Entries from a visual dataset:
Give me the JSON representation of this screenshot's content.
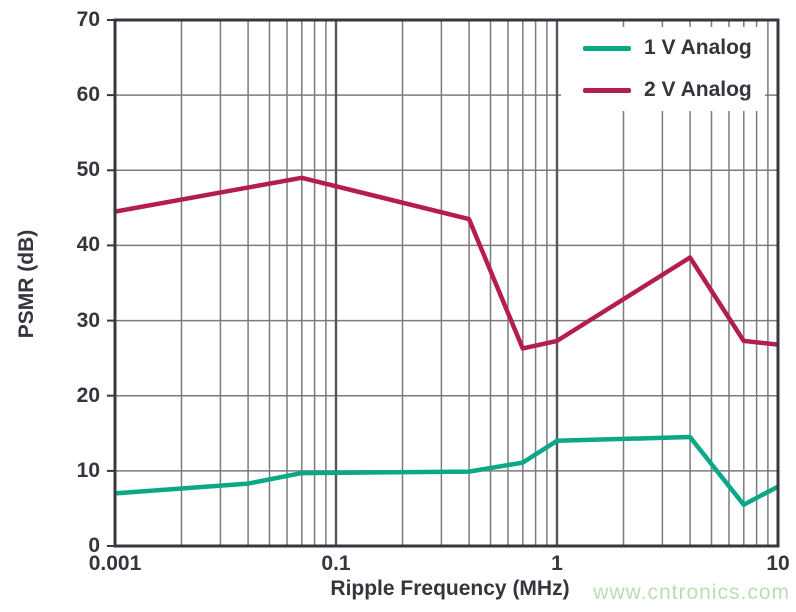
{
  "chart_data": {
    "type": "line",
    "title": "",
    "xlabel": "Ripple Frequency (MHz)",
    "ylabel": "PSMR (dB)",
    "x_axis": {
      "scale": "log",
      "tick_labels": [
        "0.001",
        "0.1",
        "1",
        "10"
      ],
      "segments": 3,
      "minor_multipliers": [
        2,
        3,
        4,
        5,
        6,
        7,
        8,
        9
      ],
      "note": "three log-decade segments with minor gridlines at 2-9 of each decade"
    },
    "y_axis": {
      "min": 0,
      "max": 70,
      "ticks": [
        0,
        10,
        20,
        30,
        40,
        50,
        60,
        70
      ],
      "step": 10
    },
    "grid": true,
    "legend_position": "top-right",
    "series": [
      {
        "name": "1 V Analog",
        "color": "#0aa887",
        "points": [
          {
            "freq_mhz": 0.001,
            "u": 0,
            "psmr_db": 7
          },
          {
            "freq_mhz": 0.04,
            "u": 0.602,
            "psmr_db": 8.3
          },
          {
            "freq_mhz": 0.07,
            "u": 0.845,
            "psmr_db": 9.7
          },
          {
            "freq_mhz": 0.4,
            "u": 1.602,
            "psmr_db": 9.9
          },
          {
            "freq_mhz": 0.7,
            "u": 1.845,
            "psmr_db": 11.1
          },
          {
            "freq_mhz": 1,
            "u": 2,
            "psmr_db": 14
          },
          {
            "freq_mhz": 4,
            "u": 2.602,
            "psmr_db": 14.5
          },
          {
            "freq_mhz": 7,
            "u": 2.845,
            "psmr_db": 5.5
          },
          {
            "freq_mhz": 10,
            "u": 3,
            "psmr_db": 7.9
          }
        ]
      },
      {
        "name": "2 V Analog",
        "color": "#b41e4f",
        "points": [
          {
            "freq_mhz": 0.001,
            "u": 0,
            "psmr_db": 44.5
          },
          {
            "freq_mhz": 0.07,
            "u": 0.845,
            "psmr_db": 49
          },
          {
            "freq_mhz": 0.4,
            "u": 1.602,
            "psmr_db": 43.5
          },
          {
            "freq_mhz": 0.7,
            "u": 1.845,
            "psmr_db": 26.3
          },
          {
            "freq_mhz": 1,
            "u": 2,
            "psmr_db": 27.3
          },
          {
            "freq_mhz": 4,
            "u": 2.602,
            "psmr_db": 38.4
          },
          {
            "freq_mhz": 7,
            "u": 2.845,
            "psmr_db": 27.3
          },
          {
            "freq_mhz": 10,
            "u": 3,
            "psmr_db": 26.8
          }
        ]
      }
    ],
    "colors": {
      "axis_text": "#35353d",
      "border": "#37373f",
      "grid_minor": "#7b7b7b",
      "grid_major": "#55555c"
    }
  },
  "watermark": {
    "text": "www.cntronics.com",
    "color": "#b9dfb0"
  }
}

What is required:
The data above should be repeated exactly, minus any pictures.

Written response:
Give me the JSON representation of this screenshot's content.
{
  "chart_data": {
    "type": "line",
    "title": "",
    "xlabel": "Ripple Frequency (MHz)",
    "ylabel": "PSMR (dB)",
    "x_axis": {
      "scale": "log",
      "tick_labels": [
        "0.001",
        "0.1",
        "1",
        "10"
      ],
      "segments": 3,
      "minor_multipliers": [
        2,
        3,
        4,
        5,
        6,
        7,
        8,
        9
      ],
      "note": "three log-decade segments with minor gridlines at 2-9 of each decade"
    },
    "y_axis": {
      "min": 0,
      "max": 70,
      "ticks": [
        0,
        10,
        20,
        30,
        40,
        50,
        60,
        70
      ],
      "step": 10
    },
    "grid": true,
    "legend_position": "top-right",
    "series": [
      {
        "name": "1 V Analog",
        "color": "#0aa887",
        "points": [
          {
            "freq_mhz": 0.001,
            "u": 0,
            "psmr_db": 7
          },
          {
            "freq_mhz": 0.04,
            "u": 0.602,
            "psmr_db": 8.3
          },
          {
            "freq_mhz": 0.07,
            "u": 0.845,
            "psmr_db": 9.7
          },
          {
            "freq_mhz": 0.4,
            "u": 1.602,
            "psmr_db": 9.9
          },
          {
            "freq_mhz": 0.7,
            "u": 1.845,
            "psmr_db": 11.1
          },
          {
            "freq_mhz": 1,
            "u": 2,
            "psmr_db": 14
          },
          {
            "freq_mhz": 4,
            "u": 2.602,
            "psmr_db": 14.5
          },
          {
            "freq_mhz": 7,
            "u": 2.845,
            "psmr_db": 5.5
          },
          {
            "freq_mhz": 10,
            "u": 3,
            "psmr_db": 7.9
          }
        ]
      },
      {
        "name": "2 V Analog",
        "color": "#b41e4f",
        "points": [
          {
            "freq_mhz": 0.001,
            "u": 0,
            "psmr_db": 44.5
          },
          {
            "freq_mhz": 0.07,
            "u": 0.845,
            "psmr_db": 49
          },
          {
            "freq_mhz": 0.4,
            "u": 1.602,
            "psmr_db": 43.5
          },
          {
            "freq_mhz": 0.7,
            "u": 1.845,
            "psmr_db": 26.3
          },
          {
            "freq_mhz": 1,
            "u": 2,
            "psmr_db": 27.3
          },
          {
            "freq_mhz": 4,
            "u": 2.602,
            "psmr_db": 38.4
          },
          {
            "freq_mhz": 7,
            "u": 2.845,
            "psmr_db": 27.3
          },
          {
            "freq_mhz": 10,
            "u": 3,
            "psmr_db": 26.8
          }
        ]
      }
    ],
    "colors": {
      "axis_text": "#35353d",
      "border": "#37373f",
      "grid_minor": "#7b7b7b",
      "grid_major": "#55555c"
    }
  },
  "watermark": {
    "text": "www.cntronics.com",
    "color": "#b9dfb0"
  }
}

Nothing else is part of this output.